Job: Reproduce all of the records exactly.

── Source data ──

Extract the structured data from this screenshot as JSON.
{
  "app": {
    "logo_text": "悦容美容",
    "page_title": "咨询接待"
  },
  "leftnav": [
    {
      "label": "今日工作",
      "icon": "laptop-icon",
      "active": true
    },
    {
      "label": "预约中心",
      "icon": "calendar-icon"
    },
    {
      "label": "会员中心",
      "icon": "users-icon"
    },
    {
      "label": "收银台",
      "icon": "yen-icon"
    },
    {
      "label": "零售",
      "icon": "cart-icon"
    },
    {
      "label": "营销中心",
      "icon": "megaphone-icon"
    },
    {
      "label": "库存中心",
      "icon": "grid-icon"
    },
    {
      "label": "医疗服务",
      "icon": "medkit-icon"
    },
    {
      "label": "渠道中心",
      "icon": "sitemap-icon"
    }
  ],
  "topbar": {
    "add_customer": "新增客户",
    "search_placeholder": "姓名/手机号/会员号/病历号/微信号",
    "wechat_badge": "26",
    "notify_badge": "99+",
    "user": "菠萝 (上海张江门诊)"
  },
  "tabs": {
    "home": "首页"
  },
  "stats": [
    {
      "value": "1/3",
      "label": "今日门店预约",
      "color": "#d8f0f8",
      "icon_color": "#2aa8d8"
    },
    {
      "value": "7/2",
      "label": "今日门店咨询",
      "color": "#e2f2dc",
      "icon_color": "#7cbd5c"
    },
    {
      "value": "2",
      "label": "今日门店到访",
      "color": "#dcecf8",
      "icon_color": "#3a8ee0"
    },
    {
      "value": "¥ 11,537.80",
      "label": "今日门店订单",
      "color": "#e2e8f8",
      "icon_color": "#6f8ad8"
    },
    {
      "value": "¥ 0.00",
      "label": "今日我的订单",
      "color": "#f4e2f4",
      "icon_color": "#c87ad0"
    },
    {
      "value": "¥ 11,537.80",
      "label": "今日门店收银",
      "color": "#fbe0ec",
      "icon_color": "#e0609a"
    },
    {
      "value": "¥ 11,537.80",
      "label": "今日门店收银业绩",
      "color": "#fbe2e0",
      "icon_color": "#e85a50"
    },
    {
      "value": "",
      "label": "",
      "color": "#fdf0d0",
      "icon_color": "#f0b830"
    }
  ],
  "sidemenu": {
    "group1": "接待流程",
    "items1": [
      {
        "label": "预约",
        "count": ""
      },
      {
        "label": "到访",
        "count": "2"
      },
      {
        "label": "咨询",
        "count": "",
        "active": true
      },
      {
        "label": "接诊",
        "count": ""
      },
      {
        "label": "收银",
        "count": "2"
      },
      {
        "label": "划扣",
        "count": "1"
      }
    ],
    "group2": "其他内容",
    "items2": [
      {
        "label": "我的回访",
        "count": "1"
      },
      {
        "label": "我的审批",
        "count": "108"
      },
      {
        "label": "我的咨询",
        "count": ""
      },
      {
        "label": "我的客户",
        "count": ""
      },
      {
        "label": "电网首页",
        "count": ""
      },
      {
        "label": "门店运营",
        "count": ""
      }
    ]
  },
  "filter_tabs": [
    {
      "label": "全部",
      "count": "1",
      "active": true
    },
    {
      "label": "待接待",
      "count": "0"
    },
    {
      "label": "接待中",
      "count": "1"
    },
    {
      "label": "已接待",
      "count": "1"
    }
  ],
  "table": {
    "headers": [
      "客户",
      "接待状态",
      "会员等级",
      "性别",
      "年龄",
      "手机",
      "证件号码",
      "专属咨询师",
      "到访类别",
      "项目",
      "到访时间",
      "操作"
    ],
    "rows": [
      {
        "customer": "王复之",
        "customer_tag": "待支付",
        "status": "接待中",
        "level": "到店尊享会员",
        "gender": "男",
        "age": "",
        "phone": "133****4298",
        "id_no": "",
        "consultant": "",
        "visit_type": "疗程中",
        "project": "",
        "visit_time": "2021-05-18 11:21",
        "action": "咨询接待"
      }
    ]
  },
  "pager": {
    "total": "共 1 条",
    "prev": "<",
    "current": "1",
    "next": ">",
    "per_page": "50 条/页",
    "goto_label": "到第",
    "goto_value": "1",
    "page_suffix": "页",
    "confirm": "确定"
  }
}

───

The reply:
Extract the structured data from this screenshot as JSON.
{
  "app": {
    "logo_text": "悦容美容",
    "page_title": "咨询接待"
  },
  "leftnav": [
    {
      "label": "今日工作",
      "icon": "laptop-icon",
      "active": true
    },
    {
      "label": "预约中心",
      "icon": "calendar-icon"
    },
    {
      "label": "会员中心",
      "icon": "users-icon"
    },
    {
      "label": "收银台",
      "icon": "yen-icon"
    },
    {
      "label": "零售",
      "icon": "cart-icon"
    },
    {
      "label": "营销中心",
      "icon": "megaphone-icon"
    },
    {
      "label": "库存中心",
      "icon": "grid-icon"
    },
    {
      "label": "医疗服务",
      "icon": "medkit-icon"
    },
    {
      "label": "渠道中心",
      "icon": "sitemap-icon"
    }
  ],
  "topbar": {
    "add_customer": "新增客户",
    "search_placeholder": "姓名/手机号/会员号/病历号/微信号",
    "wechat_badge": "26",
    "notify_badge": "99+",
    "user": "菠萝 (上海张江门诊)"
  },
  "tabs": {
    "home": "首页"
  },
  "stats": [
    {
      "value": "1/3",
      "label": "今日门店预约",
      "color": "#d8f0f8",
      "icon_color": "#2aa8d8"
    },
    {
      "value": "7/2",
      "label": "今日门店咨询",
      "color": "#e2f2dc",
      "icon_color": "#7cbd5c"
    },
    {
      "value": "2",
      "label": "今日门店到访",
      "color": "#dcecf8",
      "icon_color": "#3a8ee0"
    },
    {
      "value": "¥ 11,537.80",
      "label": "今日门店订单",
      "color": "#e2e8f8",
      "icon_color": "#6f8ad8"
    },
    {
      "value": "¥ 0.00",
      "label": "今日我的订单",
      "color": "#f4e2f4",
      "icon_color": "#c87ad0"
    },
    {
      "value": "¥ 11,537.80",
      "label": "今日门店收银",
      "color": "#fbe0ec",
      "icon_color": "#e0609a"
    },
    {
      "value": "¥ 11,537.80",
      "label": "今日门店收银业绩",
      "color": "#fbe2e0",
      "icon_color": "#e85a50"
    },
    {
      "value": "",
      "label": "",
      "color": "#fdf0d0",
      "icon_color": "#f0b830"
    }
  ],
  "sidemenu": {
    "group1": "接待流程",
    "items1": [
      {
        "label": "预约",
        "count": ""
      },
      {
        "label": "到访",
        "count": "2"
      },
      {
        "label": "咨询",
        "count": "",
        "active": true
      },
      {
        "label": "接诊",
        "count": ""
      },
      {
        "label": "收银",
        "count": "2"
      },
      {
        "label": "划扣",
        "count": "1"
      }
    ],
    "group2": "其他内容",
    "items2": [
      {
        "label": "我的回访",
        "count": "1"
      },
      {
        "label": "我的审批",
        "count": "108"
      },
      {
        "label": "我的咨询",
        "count": ""
      },
      {
        "label": "我的客户",
        "count": ""
      },
      {
        "label": "电网首页",
        "count": ""
      },
      {
        "label": "门店运营",
        "count": ""
      }
    ]
  },
  "filter_tabs": [
    {
      "label": "全部",
      "count": "1",
      "active": true
    },
    {
      "label": "待接待",
      "count": "0"
    },
    {
      "label": "接待中",
      "count": "1"
    },
    {
      "label": "已接待",
      "count": "1"
    }
  ],
  "table": {
    "headers": [
      "客户",
      "接待状态",
      "会员等级",
      "性别",
      "年龄",
      "手机",
      "证件号码",
      "专属咨询师",
      "到访类别",
      "项目",
      "到访时间",
      "操作"
    ],
    "rows": [
      {
        "customer": "王复之",
        "customer_tag": "待支付",
        "status": "接待中",
        "level": "到店尊享会员",
        "gender": "男",
        "age": "",
        "phone": "133****4298",
        "id_no": "",
        "consultant": "",
        "visit_type": "疗程中",
        "project": "",
        "visit_time": "2021-05-18 11:21",
        "action": "咨询接待"
      }
    ]
  },
  "pager": {
    "total": "共 1 条",
    "prev": "<",
    "current": "1",
    "next": ">",
    "per_page": "50 条/页",
    "goto_label": "到第",
    "goto_value": "1",
    "page_suffix": "页",
    "confirm": "确定"
  }
}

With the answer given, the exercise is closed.